** START OF Task inputs **

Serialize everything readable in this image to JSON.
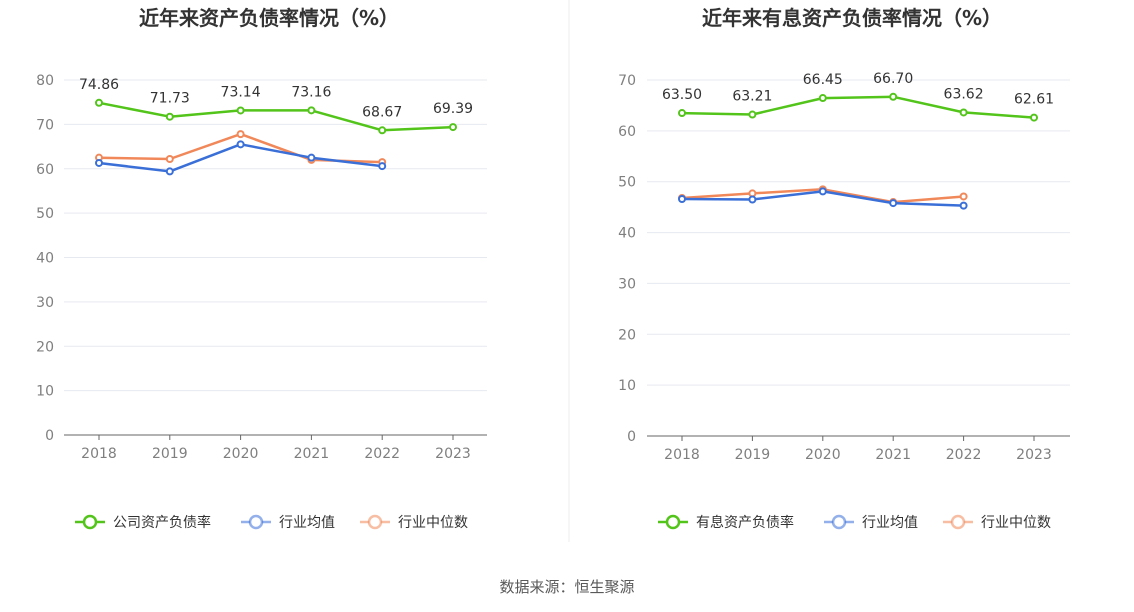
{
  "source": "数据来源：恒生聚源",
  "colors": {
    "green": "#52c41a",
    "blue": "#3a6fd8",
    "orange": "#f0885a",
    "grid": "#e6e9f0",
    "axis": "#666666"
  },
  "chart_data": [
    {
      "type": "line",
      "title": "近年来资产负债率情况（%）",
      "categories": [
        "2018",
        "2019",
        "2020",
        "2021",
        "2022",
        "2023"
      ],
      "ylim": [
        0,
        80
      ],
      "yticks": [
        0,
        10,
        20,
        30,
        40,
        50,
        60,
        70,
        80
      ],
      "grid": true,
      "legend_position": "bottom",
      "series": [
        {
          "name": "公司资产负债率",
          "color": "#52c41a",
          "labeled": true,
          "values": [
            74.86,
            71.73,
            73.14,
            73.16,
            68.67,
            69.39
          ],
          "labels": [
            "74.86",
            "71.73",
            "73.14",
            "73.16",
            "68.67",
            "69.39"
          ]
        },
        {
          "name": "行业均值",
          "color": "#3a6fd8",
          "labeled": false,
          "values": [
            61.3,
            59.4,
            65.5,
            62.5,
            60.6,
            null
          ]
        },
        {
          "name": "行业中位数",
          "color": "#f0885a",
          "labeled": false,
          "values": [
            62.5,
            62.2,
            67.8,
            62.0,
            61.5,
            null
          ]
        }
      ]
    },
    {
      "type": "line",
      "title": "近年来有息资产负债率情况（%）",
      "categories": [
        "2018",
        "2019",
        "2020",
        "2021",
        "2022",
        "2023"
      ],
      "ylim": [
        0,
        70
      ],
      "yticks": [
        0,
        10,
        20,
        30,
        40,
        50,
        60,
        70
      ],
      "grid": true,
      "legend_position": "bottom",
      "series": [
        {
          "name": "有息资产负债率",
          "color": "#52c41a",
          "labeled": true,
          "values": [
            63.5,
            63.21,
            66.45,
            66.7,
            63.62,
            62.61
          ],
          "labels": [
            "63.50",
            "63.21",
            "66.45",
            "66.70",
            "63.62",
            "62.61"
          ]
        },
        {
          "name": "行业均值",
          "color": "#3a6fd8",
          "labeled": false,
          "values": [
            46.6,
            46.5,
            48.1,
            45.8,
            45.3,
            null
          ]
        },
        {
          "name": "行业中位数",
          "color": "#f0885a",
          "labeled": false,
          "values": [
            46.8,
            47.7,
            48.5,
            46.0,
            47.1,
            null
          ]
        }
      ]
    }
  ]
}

** END OF Task inputs **

- [Direction]:
The material above must be printed exactly, with its pictures left out.

- [Complete answer]:
Serialize everything readable in this image to JSON.
{
  "source": "数据来源：恒生聚源",
  "colors": {
    "green": "#52c41a",
    "blue": "#3a6fd8",
    "orange": "#f0885a",
    "grid": "#e6e9f0",
    "axis": "#666666"
  },
  "chart_data": [
    {
      "type": "line",
      "title": "近年来资产负债率情况（%）",
      "categories": [
        "2018",
        "2019",
        "2020",
        "2021",
        "2022",
        "2023"
      ],
      "ylim": [
        0,
        80
      ],
      "yticks": [
        0,
        10,
        20,
        30,
        40,
        50,
        60,
        70,
        80
      ],
      "grid": true,
      "legend_position": "bottom",
      "series": [
        {
          "name": "公司资产负债率",
          "color": "#52c41a",
          "labeled": true,
          "values": [
            74.86,
            71.73,
            73.14,
            73.16,
            68.67,
            69.39
          ],
          "labels": [
            "74.86",
            "71.73",
            "73.14",
            "73.16",
            "68.67",
            "69.39"
          ]
        },
        {
          "name": "行业均值",
          "color": "#3a6fd8",
          "labeled": false,
          "values": [
            61.3,
            59.4,
            65.5,
            62.5,
            60.6,
            null
          ]
        },
        {
          "name": "行业中位数",
          "color": "#f0885a",
          "labeled": false,
          "values": [
            62.5,
            62.2,
            67.8,
            62.0,
            61.5,
            null
          ]
        }
      ]
    },
    {
      "type": "line",
      "title": "近年来有息资产负债率情况（%）",
      "categories": [
        "2018",
        "2019",
        "2020",
        "2021",
        "2022",
        "2023"
      ],
      "ylim": [
        0,
        70
      ],
      "yticks": [
        0,
        10,
        20,
        30,
        40,
        50,
        60,
        70
      ],
      "grid": true,
      "legend_position": "bottom",
      "series": [
        {
          "name": "有息资产负债率",
          "color": "#52c41a",
          "labeled": true,
          "values": [
            63.5,
            63.21,
            66.45,
            66.7,
            63.62,
            62.61
          ],
          "labels": [
            "63.50",
            "63.21",
            "66.45",
            "66.70",
            "63.62",
            "62.61"
          ]
        },
        {
          "name": "行业均值",
          "color": "#3a6fd8",
          "labeled": false,
          "values": [
            46.6,
            46.5,
            48.1,
            45.8,
            45.3,
            null
          ]
        },
        {
          "name": "行业中位数",
          "color": "#f0885a",
          "labeled": false,
          "values": [
            46.8,
            47.7,
            48.5,
            46.0,
            47.1,
            null
          ]
        }
      ]
    }
  ]
}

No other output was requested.